It's no news that music companies express their interest in Blockchain technology and the benefits it brings to the record labels industry. Some musicians and experts believe that this cross edge technology can change the future of the music industry worldwide.

While the world’s leading music industry giants like EMI, UMG, Warners and Sony Music drive their artist using traditional promotional methods the adoption of modern technologies by new players on the market strive to leave major mainstream record labels far behind.

We’ve contacted Simon Edhouse, the Managing Director of Bittunes - new music sharing and earning platform. It offers unknown artists opportunity to achieve recognition and protects their intellectual property in a public ledger. The desktop and Android application uses a P2P network to monetize the exchange of digital data as users share songs, while using Bitcoin as the primary operational currency, but denominating all songs in USD.

Cointelegraph: How can you characterise the main idea of your business? Who are your key customers?

*Direction 1*:
From the listing, extract every line from the one containing "profiles-icon: ◆: [82, 7, 92, 20]" down to the one containing "top-toolbar: 新订单 ◆", both ends included, and repeat them unchanged.

(Stored data)
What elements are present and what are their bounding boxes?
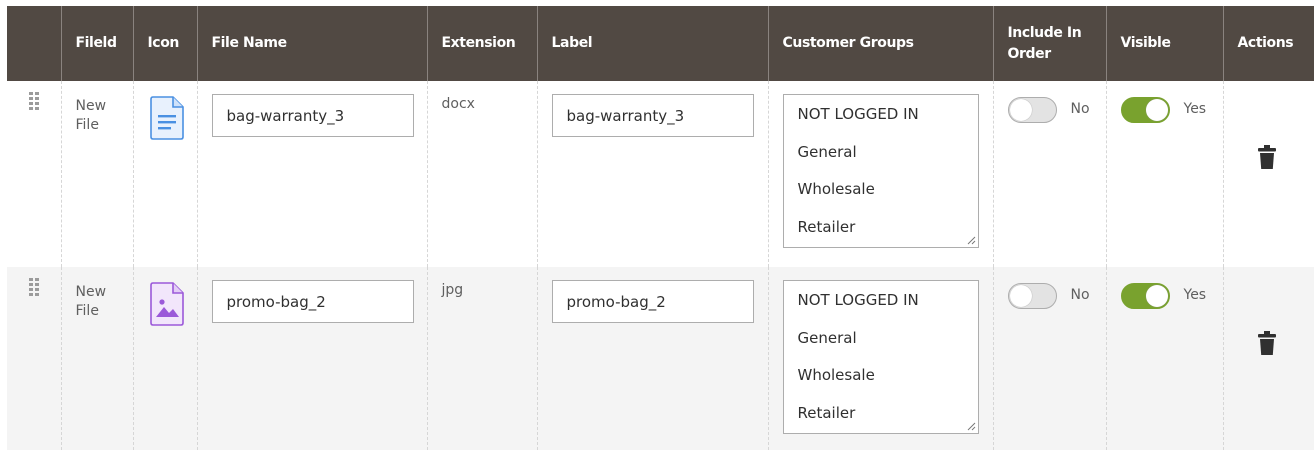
trash-icon[interactable] [1257, 331, 1276, 355]
toggle-knob [1145, 99, 1168, 121]
customer-group-option[interactable]: NOT LOGGED IN [798, 101, 978, 139]
col-extension: Extension [426, 6, 537, 81]
col-icon: Icon [132, 6, 197, 81]
drag-handle-icon[interactable] [29, 92, 39, 112]
toggle-knob [1009, 285, 1032, 307]
file-id: New File [75, 284, 107, 319]
include-in-order-switch: No [1007, 97, 1092, 123]
file-name-input[interactable] [211, 94, 414, 137]
trash-icon[interactable] [1257, 145, 1276, 169]
document-icon [149, 96, 184, 140]
toggle-knob [1145, 285, 1168, 307]
file-id: New File [75, 98, 107, 133]
customer-groups-select[interactable]: NOT LOGGED IN General Wholesale Retailer [782, 94, 979, 248]
customer-group-option[interactable]: General [798, 139, 978, 177]
customer-group-option[interactable]: Wholesale [798, 362, 978, 400]
grid-header: Fileld Icon File Name Extension Label Cu… [7, 6, 1314, 81]
customer-group-option[interactable]: NOT LOGGED IN [798, 287, 978, 325]
visible-switch: Yes [1120, 97, 1209, 123]
toggle-knob [1009, 99, 1032, 121]
customer-group-option[interactable]: Wholesale [798, 176, 978, 214]
file-extension: docx [441, 96, 475, 112]
table-row: New File jpg NOT LOGGED IN General Whole… [7, 267, 1314, 450]
include-in-order-toggle[interactable] [1007, 97, 1057, 123]
label-input[interactable] [551, 94, 754, 137]
customer-group-option[interactable]: Retailer [798, 400, 978, 438]
col-file-name: File Name [196, 6, 427, 81]
visible-switch: Yes [1120, 283, 1209, 309]
include-in-order-toggle[interactable] [1007, 283, 1057, 309]
customer-group-option[interactable]: General [798, 325, 978, 363]
visible-label: Yes [1183, 287, 1207, 303]
visible-toggle[interactable] [1120, 97, 1170, 123]
col-customer-groups: Customer Groups [767, 6, 993, 81]
files-grid: Fileld Icon File Name Extension Label Cu… [7, 6, 1314, 450]
drag-handle-icon[interactable] [29, 278, 39, 298]
visible-toggle[interactable] [1120, 283, 1170, 309]
resize-grip-icon[interactable] [966, 421, 976, 431]
col-include-in-order: Include In Order [992, 6, 1106, 81]
resize-grip-icon[interactable] [966, 235, 976, 245]
visible-label: Yes [1183, 101, 1207, 117]
customer-group-option[interactable]: Retailer [798, 214, 978, 252]
file-extension: jpg [441, 282, 464, 298]
label-input[interactable] [551, 280, 754, 323]
col-actions: Actions [1222, 6, 1314, 81]
col-drag [7, 6, 61, 81]
col-fileid: Fileld [60, 6, 133, 81]
customer-groups-select[interactable]: NOT LOGGED IN General Wholesale Retailer [782, 280, 979, 434]
col-label: Label [536, 6, 768, 81]
file-name-input[interactable] [211, 280, 414, 323]
include-in-order-label: No [1070, 287, 1090, 303]
table-row: New File docx NOT LOGGED IN General Whol… [7, 81, 1314, 267]
include-in-order-label: No [1070, 101, 1090, 117]
include-in-order-switch: No [1007, 283, 1092, 309]
col-visible: Visible [1105, 6, 1223, 81]
image-file-icon [149, 282, 184, 326]
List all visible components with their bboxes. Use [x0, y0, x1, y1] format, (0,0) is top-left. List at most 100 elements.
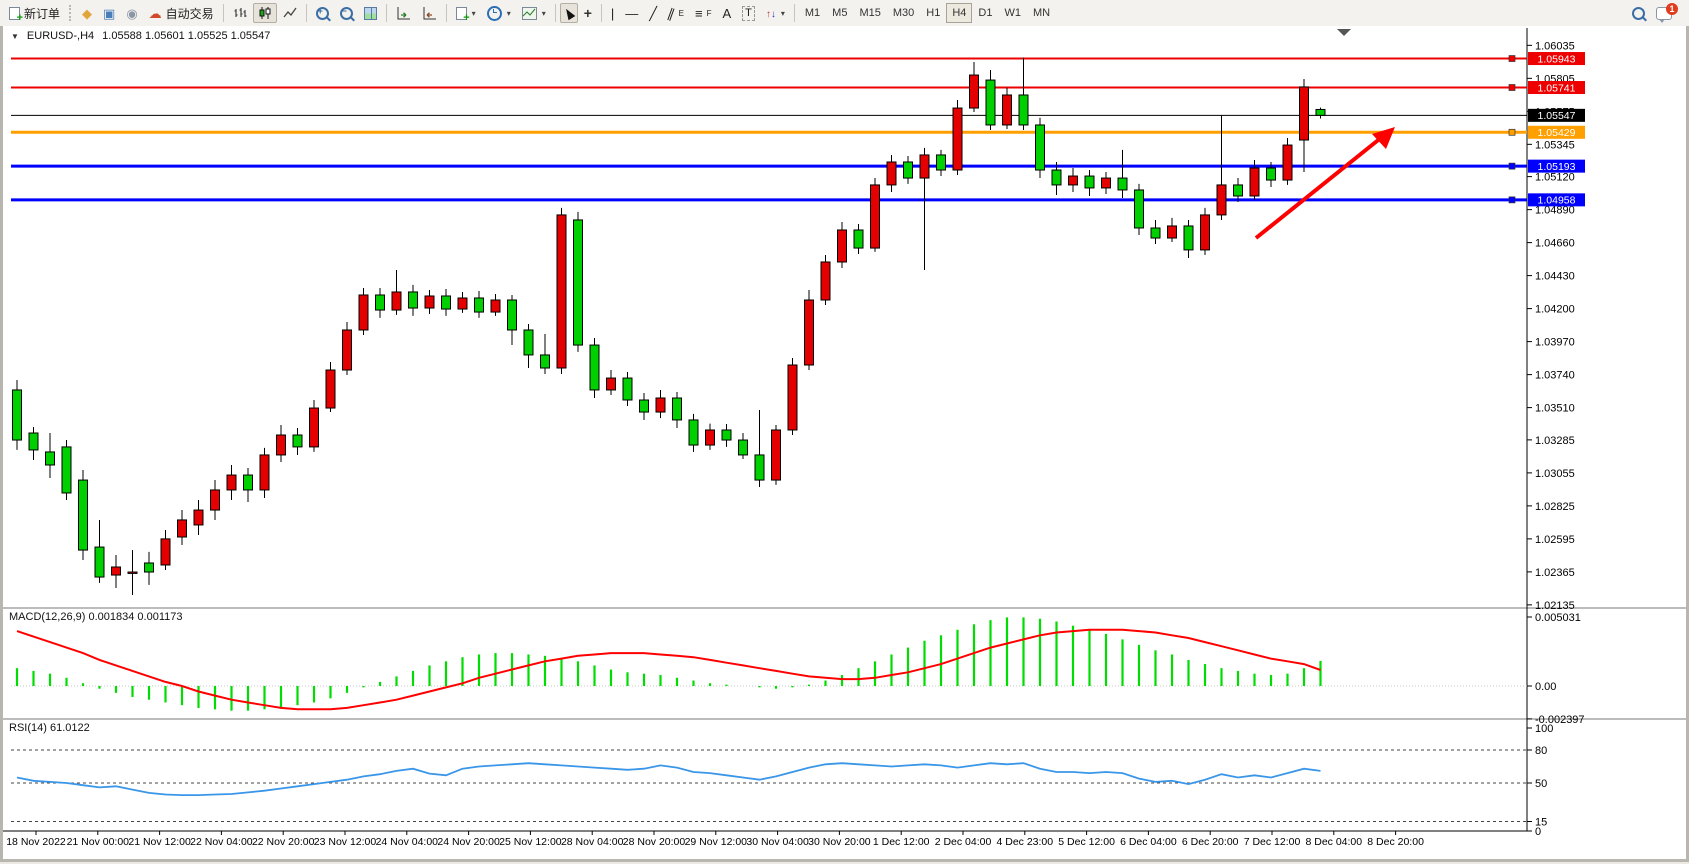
profiles-icon: ◆: [82, 7, 92, 20]
chat-bubble-icon: 1: [1656, 7, 1672, 20]
time-axis[interactable]: 18 Nov 202221 Nov 00:0021 Nov 12:0022 No…: [6, 831, 1424, 848]
clock-icon: [487, 6, 502, 21]
svg-text:1.02365: 1.02365: [1535, 567, 1575, 579]
timeframe-button-h4[interactable]: H4: [946, 3, 972, 23]
candle-chart-mode-button[interactable]: [253, 3, 277, 23]
macd-indicator-label: MACD(12,26,9) 0.001834 0.001173: [9, 611, 182, 623]
svg-text:29 Nov 12:00: 29 Nov 12:00: [685, 836, 748, 848]
periods-button[interactable]: ▾: [482, 3, 516, 23]
zoom-in-button[interactable]: +: [311, 3, 334, 23]
autotrading-button[interactable]: ☁ 自动交易: [144, 3, 219, 23]
chevron-down-icon: ▾: [542, 9, 546, 18]
chart-title[interactable]: ▼ EURUSD-,H4 1.05588 1.05601 1.05525 1.0…: [11, 30, 270, 42]
svg-text:5 Dec 12:00: 5 Dec 12:00: [1058, 836, 1115, 848]
channel-tool-button[interactable]: ∥E: [663, 3, 689, 23]
svg-text:18 Nov 2022: 18 Nov 2022: [6, 836, 66, 848]
text-tool-button[interactable]: A: [717, 3, 736, 23]
top-toolbar: 新订单 ◆ ▣ ◉ ☁ 自动交易 + − ▾ ▾ ▾ + | — ╱ ∥E ≡F…: [0, 0, 1689, 27]
label-tool-button[interactable]: T: [737, 3, 760, 23]
cursor-tool-button[interactable]: [560, 3, 578, 23]
svg-text:30 Nov 20:00: 30 Nov 20:00: [808, 836, 871, 848]
svg-text:1.04660: 1.04660: [1535, 238, 1575, 250]
timeframe-button-m15[interactable]: M15: [853, 3, 886, 23]
candlestick-series[interactable]: [13, 58, 1326, 595]
timeframe-button-d1[interactable]: D1: [972, 3, 998, 23]
new-order-label: 新订单: [24, 5, 60, 22]
svg-text:1.03285: 1.03285: [1535, 435, 1575, 447]
navigator-button[interactable]: ▣: [98, 3, 120, 23]
chart-window: ▼ EURUSD-,H4 1.05588 1.05601 1.05525 1.0…: [0, 26, 1689, 862]
cursor-icon: [562, 6, 575, 20]
toolbar-separator: [794, 4, 795, 22]
svg-text:0.00: 0.00: [1535, 681, 1556, 693]
arrow-object[interactable]: [1256, 127, 1395, 238]
timeframe-button-m5[interactable]: M5: [826, 3, 853, 23]
search-button[interactable]: [1627, 3, 1650, 23]
svg-text:8 Dec 20:00: 8 Dec 20:00: [1367, 836, 1424, 848]
svg-text:1.05741: 1.05741: [1538, 82, 1576, 94]
svg-text:1.03970: 1.03970: [1535, 337, 1575, 349]
toolbar-separator: [601, 4, 602, 22]
bar-chart-mode-button[interactable]: [228, 3, 252, 23]
chart-shift-marker[interactable]: [1337, 29, 1351, 36]
crosshair-tool-button[interactable]: +: [579, 3, 597, 23]
line-chart-icon: [283, 6, 297, 20]
svg-text:21 Nov 00:00: 21 Nov 00:00: [67, 836, 130, 848]
text-label-icon: T: [742, 6, 755, 21]
notification-badge: 1: [1666, 3, 1678, 15]
rsi-panel[interactable]: 1008050150: [11, 723, 1553, 838]
add-indicator-icon: [456, 7, 467, 20]
trendline-tool-button[interactable]: ╱: [644, 3, 662, 23]
svg-text:4 Dec 23:00: 4 Dec 23:00: [996, 836, 1053, 848]
tile-windows-icon: [364, 7, 377, 20]
fibonacci-tool-button[interactable]: ≡F: [690, 3, 716, 23]
toolbar-separator: [306, 4, 307, 22]
arrows-tool-button[interactable]: ↑↓ ▾: [761, 3, 790, 23]
macd-panel[interactable]: 0.0050310.00-0.002397: [11, 612, 1585, 726]
market-watch-button[interactable]: ◉: [121, 3, 142, 23]
indicators-button[interactable]: ▾: [451, 3, 481, 23]
panel-separators[interactable]: [3, 28, 1686, 831]
svg-text:22 Nov 20:00: 22 Nov 20:00: [252, 836, 315, 848]
templates-button[interactable]: ▾: [517, 3, 551, 23]
svg-text:28 Nov 20:00: 28 Nov 20:00: [623, 836, 686, 848]
svg-text:30 Nov 04:00: 30 Nov 04:00: [746, 836, 809, 848]
chart-shift-button[interactable]: [417, 3, 442, 23]
horizontal-line-icon: —: [625, 7, 638, 20]
vertical-line-icon: |: [611, 7, 614, 20]
search-icon: [1632, 7, 1645, 20]
svg-text:1.03055: 1.03055: [1535, 468, 1575, 480]
fibonacci-icon: ≡: [695, 7, 703, 20]
svg-text:25 Nov 12:00: 25 Nov 12:00: [499, 836, 562, 848]
chart-symbol-period: EURUSD-,H4: [27, 30, 94, 42]
horizontal-line-tool-button[interactable]: —: [620, 3, 643, 23]
timeframe-button-h1[interactable]: H1: [920, 3, 946, 23]
zoom-out-button[interactable]: −: [335, 3, 358, 23]
tile-windows-button[interactable]: [359, 3, 382, 23]
vertical-line-tool-button[interactable]: |: [606, 3, 619, 23]
toolbar-drag-handle: [69, 5, 73, 21]
chart-canvas[interactable]: 1.060351.058051.055751.053451.051201.048…: [3, 26, 1686, 859]
svg-text:1 Dec 12:00: 1 Dec 12:00: [873, 836, 930, 848]
timeframe-button-m30[interactable]: M30: [887, 3, 920, 23]
bar-chart-icon: [233, 6, 247, 20]
timeframe-button-w1[interactable]: W1: [998, 3, 1027, 23]
crosshair-icon: +: [584, 7, 592, 19]
svg-text:1.04200: 1.04200: [1535, 304, 1575, 316]
toolbar-separator: [386, 4, 387, 22]
svg-text:6 Dec 04:00: 6 Dec 04:00: [1120, 836, 1177, 848]
chart-dropdown-icon[interactable]: ▼: [11, 32, 19, 41]
auto-scroll-button[interactable]: [391, 3, 416, 23]
template-icon: [522, 7, 537, 20]
svg-text:2 Dec 04:00: 2 Dec 04:00: [935, 836, 992, 848]
notifications-button[interactable]: 1: [1651, 3, 1677, 23]
profiles-button[interactable]: ◆: [77, 3, 97, 23]
auto-scroll-icon: [396, 6, 411, 20]
timeframe-button-m1[interactable]: M1: [799, 3, 826, 23]
svg-text:0.005031: 0.005031: [1535, 612, 1581, 624]
new-order-button[interactable]: 新订单: [4, 3, 65, 23]
zoom-out-icon: −: [340, 7, 353, 20]
zoom-in-icon: +: [316, 7, 329, 20]
timeframe-button-mn[interactable]: MN: [1027, 3, 1056, 23]
line-chart-mode-button[interactable]: [278, 3, 302, 23]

*Direction 2*:
Copy word for word the part of the text on blockchain in the music industry, everything from "While the world’s" down to "labels far behind.".

*Worked solution 1*:
profiles-icon: ◆: [82, 7, 92, 20]
chat-bubble-icon: 1: [1656, 7, 1672, 20]
time-axis[interactable]: 18 Nov 202221 Nov 00:0021 Nov 12:0022 No…: [6, 831, 1424, 848]
clock-icon: [487, 6, 502, 21]
svg-text:1.02365: 1.02365: [1535, 567, 1575, 579]
timeframe-button-h4[interactable]: H4: [946, 3, 972, 23]
candle-chart-mode-button[interactable]: [253, 3, 277, 23]
macd-indicator-label: MACD(12,26,9) 0.001834 0.001173: [9, 611, 182, 623]
svg-text:29 Nov 12:00: 29 Nov 12:00: [685, 836, 748, 848]
periods-button[interactable]: ▾: [482, 3, 516, 23]
zoom-in-button[interactable]: +: [311, 3, 334, 23]
autotrading-button[interactable]: ☁ 自动交易: [144, 3, 219, 23]
chevron-down-icon: ▾: [542, 9, 546, 18]
chart-title[interactable]: ▼ EURUSD-,H4 1.05588 1.05601 1.05525 1.0…: [11, 30, 270, 42]
svg-text:5 Dec 12:00: 5 Dec 12:00: [1058, 836, 1115, 848]
channel-tool-button[interactable]: ∥E: [663, 3, 689, 23]
svg-text:18 Nov 2022: 18 Nov 2022: [6, 836, 66, 848]
text-tool-button[interactable]: A: [717, 3, 736, 23]
top-toolbar: 新订单 ◆ ▣ ◉ ☁ 自动交易 + − ▾ ▾ ▾ + | — ╱ ∥E ≡F…: [0, 0, 1689, 27]

*Worked solution 2*:
While the world’s leading music industry giants like EMI, UMG, Warners and Sony Music drive their artist using traditional promotional methods the adoption of modern technologies by new players on the market strive to leave major mainstream record labels far behind.